--- Start Task data ---
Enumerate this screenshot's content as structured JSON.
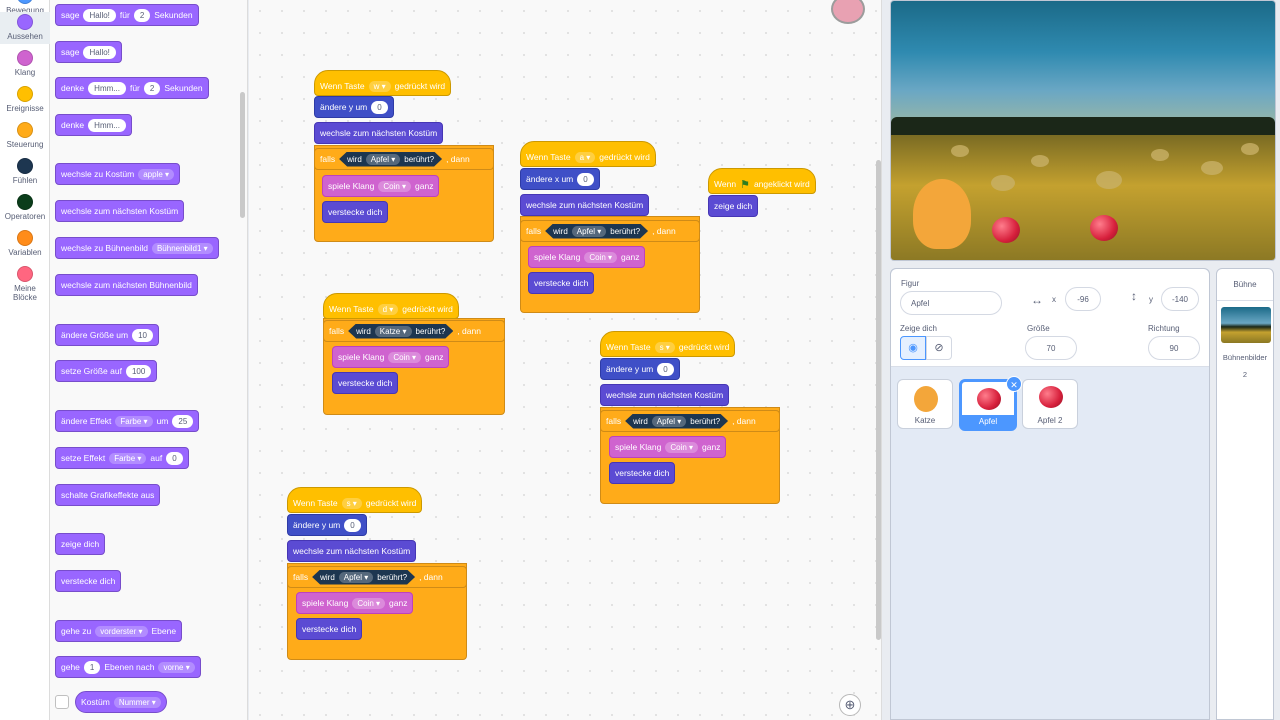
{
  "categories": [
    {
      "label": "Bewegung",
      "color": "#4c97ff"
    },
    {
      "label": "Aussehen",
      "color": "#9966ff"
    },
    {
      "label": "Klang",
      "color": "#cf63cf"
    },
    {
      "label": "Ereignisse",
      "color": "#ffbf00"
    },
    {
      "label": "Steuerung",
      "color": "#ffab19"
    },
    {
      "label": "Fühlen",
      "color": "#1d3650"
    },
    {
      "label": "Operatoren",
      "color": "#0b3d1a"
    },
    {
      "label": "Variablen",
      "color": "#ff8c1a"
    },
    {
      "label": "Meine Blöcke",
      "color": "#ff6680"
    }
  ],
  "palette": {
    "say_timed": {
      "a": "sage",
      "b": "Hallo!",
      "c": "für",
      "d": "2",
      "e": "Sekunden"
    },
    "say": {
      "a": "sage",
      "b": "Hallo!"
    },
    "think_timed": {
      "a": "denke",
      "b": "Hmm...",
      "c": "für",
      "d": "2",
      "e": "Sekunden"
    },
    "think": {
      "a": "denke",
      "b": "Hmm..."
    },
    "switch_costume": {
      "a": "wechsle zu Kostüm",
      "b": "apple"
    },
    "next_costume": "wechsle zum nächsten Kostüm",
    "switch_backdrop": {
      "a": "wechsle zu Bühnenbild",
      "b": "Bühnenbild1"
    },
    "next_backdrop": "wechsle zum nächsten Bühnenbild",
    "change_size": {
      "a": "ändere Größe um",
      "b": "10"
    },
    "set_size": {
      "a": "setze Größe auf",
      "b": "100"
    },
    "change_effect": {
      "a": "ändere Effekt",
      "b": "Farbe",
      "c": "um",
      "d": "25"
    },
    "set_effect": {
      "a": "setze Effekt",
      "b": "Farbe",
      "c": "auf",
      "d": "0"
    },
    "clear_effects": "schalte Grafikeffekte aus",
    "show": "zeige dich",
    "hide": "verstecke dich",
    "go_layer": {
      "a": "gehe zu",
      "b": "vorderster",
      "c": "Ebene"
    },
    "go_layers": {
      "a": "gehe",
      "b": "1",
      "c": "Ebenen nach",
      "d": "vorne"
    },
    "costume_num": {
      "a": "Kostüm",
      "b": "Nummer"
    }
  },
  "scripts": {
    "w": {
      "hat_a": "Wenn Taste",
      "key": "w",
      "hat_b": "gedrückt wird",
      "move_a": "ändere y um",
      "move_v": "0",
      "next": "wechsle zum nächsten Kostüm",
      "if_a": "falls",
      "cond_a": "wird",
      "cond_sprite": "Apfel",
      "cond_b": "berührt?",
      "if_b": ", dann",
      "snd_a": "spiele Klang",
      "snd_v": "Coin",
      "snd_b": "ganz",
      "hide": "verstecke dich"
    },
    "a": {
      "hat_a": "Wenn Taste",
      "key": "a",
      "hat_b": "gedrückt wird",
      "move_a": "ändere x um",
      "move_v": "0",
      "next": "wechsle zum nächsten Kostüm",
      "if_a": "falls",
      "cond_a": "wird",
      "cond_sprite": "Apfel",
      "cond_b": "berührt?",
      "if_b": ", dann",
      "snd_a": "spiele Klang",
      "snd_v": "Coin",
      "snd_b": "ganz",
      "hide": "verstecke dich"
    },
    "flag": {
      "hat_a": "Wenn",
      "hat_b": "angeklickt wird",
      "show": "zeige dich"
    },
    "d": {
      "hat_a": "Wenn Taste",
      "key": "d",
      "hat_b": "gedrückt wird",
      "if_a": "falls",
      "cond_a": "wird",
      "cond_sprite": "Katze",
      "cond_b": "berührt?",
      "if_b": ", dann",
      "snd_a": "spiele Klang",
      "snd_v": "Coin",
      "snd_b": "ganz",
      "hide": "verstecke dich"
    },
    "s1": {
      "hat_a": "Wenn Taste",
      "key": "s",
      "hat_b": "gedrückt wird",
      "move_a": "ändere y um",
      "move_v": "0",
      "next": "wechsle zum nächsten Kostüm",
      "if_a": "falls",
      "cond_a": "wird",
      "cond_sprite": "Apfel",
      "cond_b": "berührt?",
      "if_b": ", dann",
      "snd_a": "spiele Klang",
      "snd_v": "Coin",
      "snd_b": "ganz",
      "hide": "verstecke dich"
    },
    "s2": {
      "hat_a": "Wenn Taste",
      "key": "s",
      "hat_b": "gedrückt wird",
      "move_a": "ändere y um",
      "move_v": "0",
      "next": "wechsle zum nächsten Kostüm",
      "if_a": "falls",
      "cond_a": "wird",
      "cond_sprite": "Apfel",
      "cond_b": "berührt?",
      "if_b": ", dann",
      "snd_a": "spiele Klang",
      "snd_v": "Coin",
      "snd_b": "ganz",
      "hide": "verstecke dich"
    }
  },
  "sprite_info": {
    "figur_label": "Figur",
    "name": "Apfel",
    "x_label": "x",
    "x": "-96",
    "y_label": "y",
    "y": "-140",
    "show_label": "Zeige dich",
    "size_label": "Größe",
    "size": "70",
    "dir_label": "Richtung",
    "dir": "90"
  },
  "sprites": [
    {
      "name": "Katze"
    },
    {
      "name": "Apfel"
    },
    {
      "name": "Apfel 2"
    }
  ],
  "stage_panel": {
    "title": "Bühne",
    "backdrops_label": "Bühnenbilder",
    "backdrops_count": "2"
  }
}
--- End Task data ---
--- Start Task data ---
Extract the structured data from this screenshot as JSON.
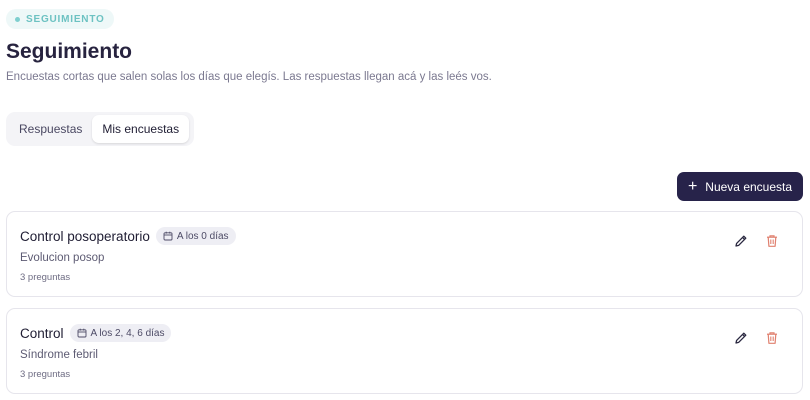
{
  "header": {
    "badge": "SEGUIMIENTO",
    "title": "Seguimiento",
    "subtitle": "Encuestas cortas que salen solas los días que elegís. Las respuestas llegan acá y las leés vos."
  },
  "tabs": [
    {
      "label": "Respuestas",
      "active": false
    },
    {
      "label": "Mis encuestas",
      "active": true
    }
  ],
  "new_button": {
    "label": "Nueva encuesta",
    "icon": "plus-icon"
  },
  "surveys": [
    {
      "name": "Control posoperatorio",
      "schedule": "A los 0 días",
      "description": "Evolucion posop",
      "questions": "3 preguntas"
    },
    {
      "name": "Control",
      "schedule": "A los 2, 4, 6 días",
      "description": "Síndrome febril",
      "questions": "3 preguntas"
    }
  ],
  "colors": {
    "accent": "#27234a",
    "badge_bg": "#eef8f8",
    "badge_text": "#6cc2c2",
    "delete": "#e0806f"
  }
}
--- End Task data ---
# The task
Report how many lines in the entries hold the string "días". Nothing but the number is wanted.

# Problem solution
3